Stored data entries

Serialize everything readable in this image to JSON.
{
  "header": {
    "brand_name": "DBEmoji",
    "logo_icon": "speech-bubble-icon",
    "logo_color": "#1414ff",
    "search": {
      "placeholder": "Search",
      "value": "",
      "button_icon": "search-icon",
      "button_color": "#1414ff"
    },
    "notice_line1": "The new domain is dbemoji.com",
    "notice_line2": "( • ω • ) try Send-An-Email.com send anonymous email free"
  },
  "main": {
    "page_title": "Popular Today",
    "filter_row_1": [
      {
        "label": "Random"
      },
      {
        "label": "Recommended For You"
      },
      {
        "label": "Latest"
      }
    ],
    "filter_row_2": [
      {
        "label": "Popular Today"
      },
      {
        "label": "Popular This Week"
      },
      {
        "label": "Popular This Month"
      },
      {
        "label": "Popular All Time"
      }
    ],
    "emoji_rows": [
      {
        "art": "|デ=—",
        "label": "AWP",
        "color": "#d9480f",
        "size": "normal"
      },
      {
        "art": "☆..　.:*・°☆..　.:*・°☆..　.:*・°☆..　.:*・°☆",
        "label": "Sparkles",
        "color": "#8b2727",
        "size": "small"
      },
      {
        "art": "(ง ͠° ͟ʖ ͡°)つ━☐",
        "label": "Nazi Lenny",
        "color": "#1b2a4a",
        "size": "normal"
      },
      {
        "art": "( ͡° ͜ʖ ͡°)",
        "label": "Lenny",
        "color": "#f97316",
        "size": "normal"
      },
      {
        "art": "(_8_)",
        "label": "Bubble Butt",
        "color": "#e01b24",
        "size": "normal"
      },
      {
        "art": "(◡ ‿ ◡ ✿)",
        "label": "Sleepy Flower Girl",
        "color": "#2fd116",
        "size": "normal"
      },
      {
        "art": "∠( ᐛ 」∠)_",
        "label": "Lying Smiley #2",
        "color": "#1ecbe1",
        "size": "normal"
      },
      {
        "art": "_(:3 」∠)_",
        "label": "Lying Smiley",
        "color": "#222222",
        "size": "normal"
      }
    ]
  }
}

WHAT THE TASK ASKS
Extract all lines that hold the word "Lying".

COMPLETE RESPONSE
        "label": "Lying Smiley #2",
        "label": "Lying Smiley",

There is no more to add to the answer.